> **Source material**
※
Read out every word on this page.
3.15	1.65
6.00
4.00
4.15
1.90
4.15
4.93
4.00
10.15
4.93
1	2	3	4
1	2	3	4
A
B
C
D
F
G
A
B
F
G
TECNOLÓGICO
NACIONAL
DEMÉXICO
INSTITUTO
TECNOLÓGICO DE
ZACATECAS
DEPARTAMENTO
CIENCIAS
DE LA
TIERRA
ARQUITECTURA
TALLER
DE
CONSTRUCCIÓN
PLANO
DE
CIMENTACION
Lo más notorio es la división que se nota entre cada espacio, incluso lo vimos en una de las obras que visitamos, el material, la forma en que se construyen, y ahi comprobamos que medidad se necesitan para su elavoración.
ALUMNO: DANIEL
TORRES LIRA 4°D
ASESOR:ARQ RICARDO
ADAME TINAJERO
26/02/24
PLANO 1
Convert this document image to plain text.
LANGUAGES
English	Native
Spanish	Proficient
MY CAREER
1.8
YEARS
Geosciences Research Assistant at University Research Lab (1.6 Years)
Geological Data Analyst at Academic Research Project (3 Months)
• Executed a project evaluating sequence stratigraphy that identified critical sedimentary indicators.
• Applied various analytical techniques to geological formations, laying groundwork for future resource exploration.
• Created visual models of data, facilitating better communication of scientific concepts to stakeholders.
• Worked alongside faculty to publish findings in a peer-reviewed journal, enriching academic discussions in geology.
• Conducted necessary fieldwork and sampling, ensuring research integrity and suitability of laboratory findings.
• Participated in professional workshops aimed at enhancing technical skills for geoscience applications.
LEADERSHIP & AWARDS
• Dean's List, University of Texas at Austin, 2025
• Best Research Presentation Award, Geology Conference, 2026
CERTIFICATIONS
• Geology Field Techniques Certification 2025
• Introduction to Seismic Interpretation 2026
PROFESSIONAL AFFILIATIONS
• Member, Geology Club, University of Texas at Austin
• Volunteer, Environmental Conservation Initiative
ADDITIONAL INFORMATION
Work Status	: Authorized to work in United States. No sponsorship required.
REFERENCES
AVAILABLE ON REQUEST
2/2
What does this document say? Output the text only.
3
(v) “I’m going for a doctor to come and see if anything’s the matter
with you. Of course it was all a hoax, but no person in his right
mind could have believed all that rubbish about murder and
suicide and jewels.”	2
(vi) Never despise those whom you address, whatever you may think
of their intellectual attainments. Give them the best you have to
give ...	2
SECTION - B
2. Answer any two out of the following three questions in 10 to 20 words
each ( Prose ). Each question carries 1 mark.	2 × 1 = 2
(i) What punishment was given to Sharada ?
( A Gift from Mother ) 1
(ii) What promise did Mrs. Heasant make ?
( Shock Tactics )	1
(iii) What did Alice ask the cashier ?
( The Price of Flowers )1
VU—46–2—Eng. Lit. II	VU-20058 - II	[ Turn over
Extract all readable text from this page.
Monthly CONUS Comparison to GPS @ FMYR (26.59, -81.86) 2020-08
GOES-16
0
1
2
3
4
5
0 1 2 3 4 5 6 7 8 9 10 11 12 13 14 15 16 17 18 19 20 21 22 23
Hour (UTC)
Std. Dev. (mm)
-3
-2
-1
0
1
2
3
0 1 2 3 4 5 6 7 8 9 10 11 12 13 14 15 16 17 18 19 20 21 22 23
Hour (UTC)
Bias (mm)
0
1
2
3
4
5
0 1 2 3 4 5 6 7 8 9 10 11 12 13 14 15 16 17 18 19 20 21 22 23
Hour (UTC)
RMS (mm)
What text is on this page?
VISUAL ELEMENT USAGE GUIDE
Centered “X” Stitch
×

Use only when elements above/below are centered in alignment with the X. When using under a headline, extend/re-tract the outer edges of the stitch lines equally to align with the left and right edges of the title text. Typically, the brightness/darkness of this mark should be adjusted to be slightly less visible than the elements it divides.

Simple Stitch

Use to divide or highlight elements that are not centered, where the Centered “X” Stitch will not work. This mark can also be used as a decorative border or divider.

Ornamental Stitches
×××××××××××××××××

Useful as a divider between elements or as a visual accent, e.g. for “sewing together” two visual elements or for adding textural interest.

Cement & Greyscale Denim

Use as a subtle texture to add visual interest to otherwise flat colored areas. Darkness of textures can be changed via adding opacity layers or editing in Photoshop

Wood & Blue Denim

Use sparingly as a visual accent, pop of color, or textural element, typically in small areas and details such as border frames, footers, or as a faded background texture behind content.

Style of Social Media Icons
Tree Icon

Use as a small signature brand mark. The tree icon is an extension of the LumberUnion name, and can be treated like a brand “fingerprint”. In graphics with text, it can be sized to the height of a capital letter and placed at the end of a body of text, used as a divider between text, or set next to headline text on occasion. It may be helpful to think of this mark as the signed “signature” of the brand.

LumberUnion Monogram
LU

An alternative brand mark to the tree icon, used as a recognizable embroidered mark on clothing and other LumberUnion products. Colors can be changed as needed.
※
> **Exercise description**
Every line above should be printed again exactly as it stands.

> **Task solution**
Read out every word on this page.
3.15	1.65
6.00
4.00
4.15
1.90
4.15
4.93
4.00
10.15
4.93
1	2	3	4
1	2	3	4
A
B
C
D
F
G
A
B
F
G
TECNOLÓGICO
NACIONAL
DEMÉXICO
INSTITUTO
TECNOLÓGICO DE
ZACATECAS
DEPARTAMENTO
CIENCIAS
DE LA
TIERRA
ARQUITECTURA
TALLER
DE
CONSTRUCCIÓN
PLANO
DE
CIMENTACION
Lo más notorio es la división que se nota entre cada espacio, incluso lo vimos en una de las obras que visitamos, el material, la forma en que se construyen, y ahi comprobamos que medidad se necesitan para su elavoración.
ALUMNO: DANIEL
TORRES LIRA 4°D
ASESOR:ARQ RICARDO
ADAME TINAJERO
26/02/24
PLANO 1
Convert this document image to plain text.
LANGUAGES
English	Native
Spanish	Proficient
MY CAREER
1.8
YEARS
Geosciences Research Assistant at University Research Lab (1.6 Years)
Geological Data Analyst at Academic Research Project (3 Months)
• Executed a project evaluating sequence stratigraphy that identified critical sedimentary indicators.
• Applied various analytical techniques to geological formations, laying groundwork for future resource exploration.
• Created visual models of data, facilitating better communication of scientific concepts to stakeholders.
• Worked alongside faculty to publish findings in a peer-reviewed journal, enriching academic discussions in geology.
• Conducted necessary fieldwork and sampling, ensuring research integrity and suitability of laboratory findings.
• Participated in professional workshops aimed at enhancing technical skills for geoscience applications.
LEADERSHIP & AWARDS
• Dean's List, University of Texas at Austin, 2025
• Best Research Presentation Award, Geology Conference, 2026
CERTIFICATIONS
• Geology Field Techniques Certification 2025
• Introduction to Seismic Interpretation 2026
PROFESSIONAL AFFILIATIONS
• Member, Geology Club, University of Texas at Austin
• Volunteer, Environmental Conservation Initiative
ADDITIONAL INFORMATION
Work Status	: Authorized to work in United States. No sponsorship required.
REFERENCES
AVAILABLE ON REQUEST
2/2
What does this document say? Output the text only.
3
(v) “I’m going for a doctor to come and see if anything’s the matter
with you. Of course it was all a hoax, but no person in his right
mind could have believed all that rubbish about murder and
suicide and jewels.”	2
(vi) Never despise those whom you address, whatever you may think
of their intellectual attainments. Give them the best you have to
give ...	2
SECTION - B
2. Answer any two out of the following three questions in 10 to 20 words
each ( Prose ). Each question carries 1 mark.	2 × 1 = 2
(i) What punishment was given to Sharada ?
( A Gift from Mother ) 1
(ii) What promise did Mrs. Heasant make ?
( Shock Tactics )	1
(iii) What did Alice ask the cashier ?
( The Price of Flowers )1
VU—46–2—Eng. Lit. II	VU-20058 - II	[ Turn over
Extract all readable text from this page.
Monthly CONUS Comparison to GPS @ FMYR (26.59, -81.86) 2020-08
GOES-16
0
1
2
3
4
5
0 1 2 3 4 5 6 7 8 9 10 11 12 13 14 15 16 17 18 19 20 21 22 23
Hour (UTC)
Std. Dev. (mm)
-3
-2
-1
0
1
2
3
0 1 2 3 4 5 6 7 8 9 10 11 12 13 14 15 16 17 18 19 20 21 22 23
Hour (UTC)
Bias (mm)
0
1
2
3
4
5
0 1 2 3 4 5 6 7 8 9 10 11 12 13 14 15 16 17 18 19 20 21 22 23
Hour (UTC)
RMS (mm)
What text is on this page?
VISUAL ELEMENT USAGE GUIDE
Centered “X” Stitch
×

Use only when elements above/below are centered in alignment with the X. When using under a headline, extend/re-tract the outer edges of the stitch lines equally to align with the left and right edges of the title text. Typically, the brightness/darkness of this mark should be adjusted to be slightly less visible than the elements it divides.

Simple Stitch

Use to divide or highlight elements that are not centered, where the Centered “X” Stitch will not work. This mark can also be used as a decorative border or divider.

Ornamental Stitches
×××××××××××××××××

Useful as a divider between elements or as a visual accent, e.g. for “sewing together” two visual elements or for adding textural interest.

Cement & Greyscale Denim

Use as a subtle texture to add visual interest to otherwise flat colored areas. Darkness of textures can be changed via adding opacity layers or editing in Photoshop

Wood & Blue Denim

Use sparingly as a visual accent, pop of color, or textural element, typically in small areas and details such as border frames, footers, or as a faded background texture behind content.

Style of Social Media Icons
Tree Icon

Use as a small signature brand mark. The tree icon is an extension of the LumberUnion name, and can be treated like a brand “fingerprint”. In graphics with text, it can be sized to the height of a capital letter and placed at the end of a body of text, used as a divider between text, or set next to headline text on occasion. It may be helpful to think of this mark as the signed “signature” of the brand.

LumberUnion Monogram
LU

An alternative brand mark to the tree icon, used as a recognizable embroidered mark on clothing and other LumberUnion products. Colors can be changed as needed.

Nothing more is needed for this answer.